:: RECORD EXCERPTS
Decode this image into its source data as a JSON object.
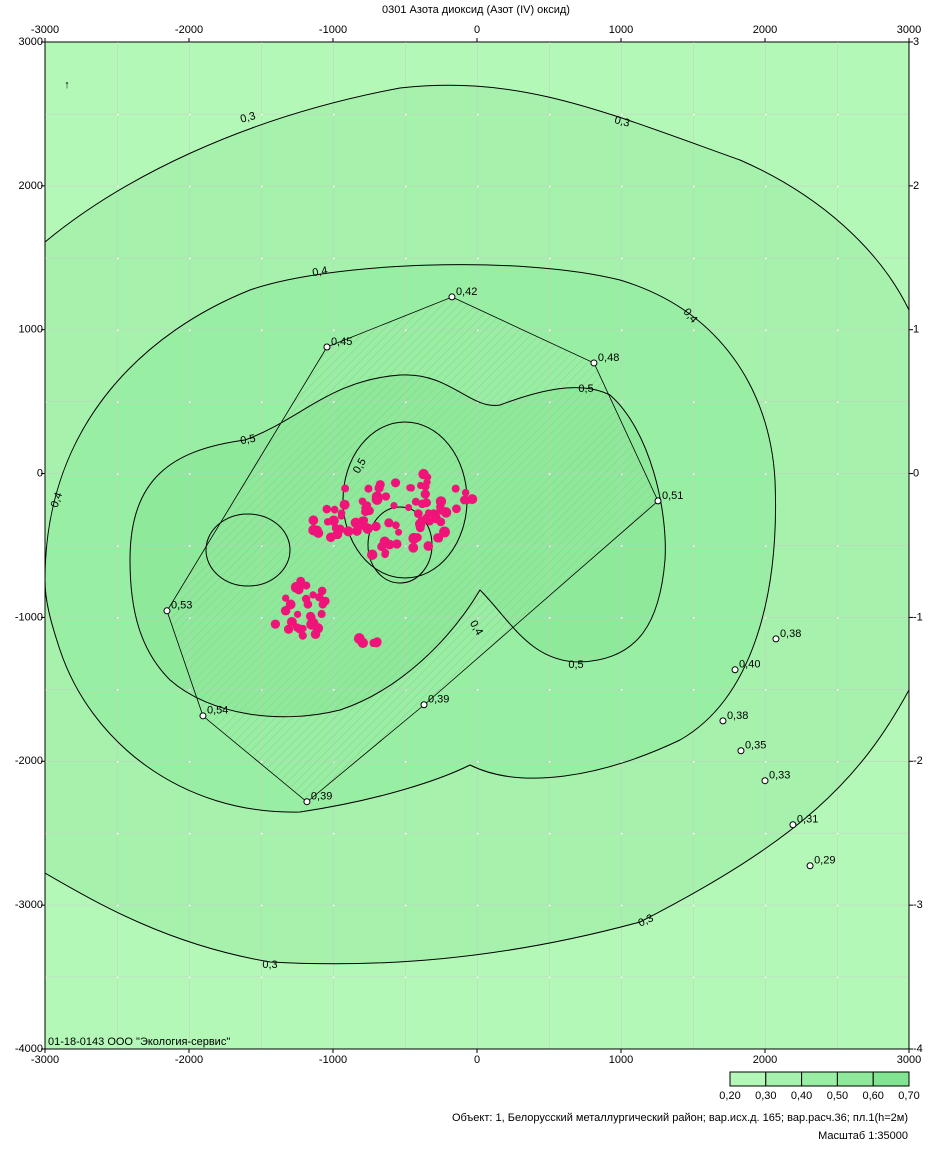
{
  "title": "0301 Азота диоксид (Азот (IV) оксид)",
  "map": {
    "xlim": [
      -3000,
      3000
    ],
    "ylim": [
      -4000,
      3000
    ],
    "xticks": [
      -3000,
      -2000,
      -1000,
      0,
      1000,
      2000,
      3000
    ],
    "yticks": [
      3000,
      2000,
      1000,
      0,
      -1000,
      -2000,
      -3000,
      -4000
    ],
    "right_ticks": [
      {
        "value": 3000,
        "label": "3"
      },
      {
        "value": 2000,
        "label": "2"
      },
      {
        "value": 1000,
        "label": "1"
      },
      {
        "value": 0,
        "label": "0"
      },
      {
        "value": -1000,
        "label": "-1"
      },
      {
        "value": -2000,
        "label": "-2"
      },
      {
        "value": -3000,
        "label": "-3"
      },
      {
        "value": -4000,
        "label": "-4"
      }
    ]
  },
  "contour_labels": [
    "0,3",
    "0,3",
    "0,3",
    "0,3",
    "0,4",
    "0,4",
    "0,4",
    "0,4",
    "0,5",
    "0,5",
    "0,5",
    "0,5"
  ],
  "points": [
    {
      "x": -174,
      "y": 1228,
      "value": 0.42,
      "label": "0,42"
    },
    {
      "x": -1042,
      "y": 880,
      "value": 0.45,
      "label": "0,45"
    },
    {
      "x": 812,
      "y": 769,
      "value": 0.48,
      "label": "0,48"
    },
    {
      "x": 1257,
      "y": -190,
      "value": 0.51,
      "label": "0,51"
    },
    {
      "x": -2153,
      "y": -954,
      "value": 0.53,
      "label": "0,53"
    },
    {
      "x": -1903,
      "y": -1684,
      "value": 0.54,
      "label": "0,54"
    },
    {
      "x": -1181,
      "y": -2281,
      "value": 0.39,
      "label": "0,39"
    },
    {
      "x": -368,
      "y": -1607,
      "value": 0.39,
      "label": "0,39"
    },
    {
      "x": 2076,
      "y": -1149,
      "value": 0.38,
      "label": "0,38"
    },
    {
      "x": 1792,
      "y": -1364,
      "value": 0.4,
      "label": "0,40"
    },
    {
      "x": 1708,
      "y": -1719,
      "value": 0.38,
      "label": "0,38"
    },
    {
      "x": 1833,
      "y": -1927,
      "value": 0.35,
      "label": "0,35"
    },
    {
      "x": 2000,
      "y": -2135,
      "value": 0.33,
      "label": "0,33"
    },
    {
      "x": 2194,
      "y": -2441,
      "value": 0.31,
      "label": "0,31"
    },
    {
      "x": 2313,
      "y": -2726,
      "value": 0.29,
      "label": "0,29"
    }
  ],
  "stamp": "01-18-0143 ООО \"Экология-сервис\"",
  "legend": {
    "values": [
      0.2,
      0.3,
      0.4,
      0.5,
      0.6,
      0.7
    ],
    "labels": [
      "0,20",
      "0,30",
      "0,40",
      "0,50",
      "0,60",
      "0,70"
    ]
  },
  "footer": {
    "object": "Объект: 1, Белорусский металлургический район; вар.исх.д. 165; вар.расч.36; пл.1(h=2м)",
    "scale": "Масштаб 1:35000"
  }
}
::::
Omit every picture, then repeat the remaining data exactly as it appears above.

Decode this image into its source data as a JSON object.
{
  "title": "0301 Азота диоксид (Азот (IV) оксид)",
  "map": {
    "xlim": [
      -3000,
      3000
    ],
    "ylim": [
      -4000,
      3000
    ],
    "xticks": [
      -3000,
      -2000,
      -1000,
      0,
      1000,
      2000,
      3000
    ],
    "yticks": [
      3000,
      2000,
      1000,
      0,
      -1000,
      -2000,
      -3000,
      -4000
    ],
    "right_ticks": [
      {
        "value": 3000,
        "label": "3"
      },
      {
        "value": 2000,
        "label": "2"
      },
      {
        "value": 1000,
        "label": "1"
      },
      {
        "value": 0,
        "label": "0"
      },
      {
        "value": -1000,
        "label": "-1"
      },
      {
        "value": -2000,
        "label": "-2"
      },
      {
        "value": -3000,
        "label": "-3"
      },
      {
        "value": -4000,
        "label": "-4"
      }
    ]
  },
  "contour_labels": [
    "0,3",
    "0,3",
    "0,3",
    "0,3",
    "0,4",
    "0,4",
    "0,4",
    "0,4",
    "0,5",
    "0,5",
    "0,5",
    "0,5"
  ],
  "points": [
    {
      "x": -174,
      "y": 1228,
      "value": 0.42,
      "label": "0,42"
    },
    {
      "x": -1042,
      "y": 880,
      "value": 0.45,
      "label": "0,45"
    },
    {
      "x": 812,
      "y": 769,
      "value": 0.48,
      "label": "0,48"
    },
    {
      "x": 1257,
      "y": -190,
      "value": 0.51,
      "label": "0,51"
    },
    {
      "x": -2153,
      "y": -954,
      "value": 0.53,
      "label": "0,53"
    },
    {
      "x": -1903,
      "y": -1684,
      "value": 0.54,
      "label": "0,54"
    },
    {
      "x": -1181,
      "y": -2281,
      "value": 0.39,
      "label": "0,39"
    },
    {
      "x": -368,
      "y": -1607,
      "value": 0.39,
      "label": "0,39"
    },
    {
      "x": 2076,
      "y": -1149,
      "value": 0.38,
      "label": "0,38"
    },
    {
      "x": 1792,
      "y": -1364,
      "value": 0.4,
      "label": "0,40"
    },
    {
      "x": 1708,
      "y": -1719,
      "value": 0.38,
      "label": "0,38"
    },
    {
      "x": 1833,
      "y": -1927,
      "value": 0.35,
      "label": "0,35"
    },
    {
      "x": 2000,
      "y": -2135,
      "value": 0.33,
      "label": "0,33"
    },
    {
      "x": 2194,
      "y": -2441,
      "value": 0.31,
      "label": "0,31"
    },
    {
      "x": 2313,
      "y": -2726,
      "value": 0.29,
      "label": "0,29"
    }
  ],
  "stamp": "01-18-0143 ООО \"Экология-сервис\"",
  "legend": {
    "values": [
      0.2,
      0.3,
      0.4,
      0.5,
      0.6,
      0.7
    ],
    "labels": [
      "0,20",
      "0,30",
      "0,40",
      "0,50",
      "0,60",
      "0,70"
    ]
  },
  "footer": {
    "object": "Объект: 1, Белорусский металлургический район; вар.исх.д. 165; вар.расч.36; пл.1(h=2м)",
    "scale": "Масштаб 1:35000"
  }
}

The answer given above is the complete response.